Exercise description
Below are the records; pull every line that includes "name".

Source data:
──────
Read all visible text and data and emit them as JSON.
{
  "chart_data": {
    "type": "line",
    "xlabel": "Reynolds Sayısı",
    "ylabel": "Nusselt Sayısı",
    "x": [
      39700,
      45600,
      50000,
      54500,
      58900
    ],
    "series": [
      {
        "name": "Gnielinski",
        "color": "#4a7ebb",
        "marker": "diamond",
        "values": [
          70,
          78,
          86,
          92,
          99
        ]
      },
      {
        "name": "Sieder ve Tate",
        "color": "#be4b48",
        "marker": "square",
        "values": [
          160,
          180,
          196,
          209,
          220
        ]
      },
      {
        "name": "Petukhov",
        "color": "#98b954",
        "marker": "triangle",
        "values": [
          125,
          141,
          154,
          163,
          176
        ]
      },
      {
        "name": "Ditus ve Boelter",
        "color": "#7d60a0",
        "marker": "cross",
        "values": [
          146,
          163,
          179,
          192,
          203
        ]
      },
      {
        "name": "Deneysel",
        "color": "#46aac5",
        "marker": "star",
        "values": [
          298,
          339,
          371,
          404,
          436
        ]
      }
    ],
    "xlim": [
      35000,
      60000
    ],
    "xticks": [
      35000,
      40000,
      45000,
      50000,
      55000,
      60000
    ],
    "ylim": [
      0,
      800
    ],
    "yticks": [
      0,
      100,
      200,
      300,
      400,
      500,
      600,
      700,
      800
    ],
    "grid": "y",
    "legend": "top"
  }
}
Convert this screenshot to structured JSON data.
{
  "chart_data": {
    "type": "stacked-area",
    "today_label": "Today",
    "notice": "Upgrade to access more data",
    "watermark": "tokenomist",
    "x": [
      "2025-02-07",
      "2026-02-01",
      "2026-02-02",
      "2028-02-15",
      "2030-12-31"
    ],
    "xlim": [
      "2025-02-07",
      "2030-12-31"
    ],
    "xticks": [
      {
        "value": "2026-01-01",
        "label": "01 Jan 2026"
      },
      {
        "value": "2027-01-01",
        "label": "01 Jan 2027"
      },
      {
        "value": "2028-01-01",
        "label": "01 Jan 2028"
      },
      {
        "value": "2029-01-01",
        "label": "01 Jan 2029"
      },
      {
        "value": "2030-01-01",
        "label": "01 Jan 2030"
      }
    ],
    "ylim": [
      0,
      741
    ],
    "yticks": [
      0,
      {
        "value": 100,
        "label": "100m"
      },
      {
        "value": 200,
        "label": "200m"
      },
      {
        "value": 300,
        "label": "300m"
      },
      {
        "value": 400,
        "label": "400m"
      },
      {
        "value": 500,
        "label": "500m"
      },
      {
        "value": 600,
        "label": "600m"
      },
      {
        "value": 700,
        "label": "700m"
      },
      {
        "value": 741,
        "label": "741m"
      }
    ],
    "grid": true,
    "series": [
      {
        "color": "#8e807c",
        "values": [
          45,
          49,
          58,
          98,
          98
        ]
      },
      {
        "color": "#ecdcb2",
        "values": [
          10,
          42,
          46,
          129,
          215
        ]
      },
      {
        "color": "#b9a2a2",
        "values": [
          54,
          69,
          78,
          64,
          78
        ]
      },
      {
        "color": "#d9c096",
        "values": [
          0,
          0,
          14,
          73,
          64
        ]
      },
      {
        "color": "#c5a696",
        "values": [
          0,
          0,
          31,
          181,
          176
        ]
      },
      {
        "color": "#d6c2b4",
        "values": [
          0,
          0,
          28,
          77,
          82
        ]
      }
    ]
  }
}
──────
Completed exercise
        "name": "Gnielinski",
        "name": "Sieder ve Tate",
        "name": "Petukhov",
        "name": "Ditus ve Boelter",
        "name": "Deneysel",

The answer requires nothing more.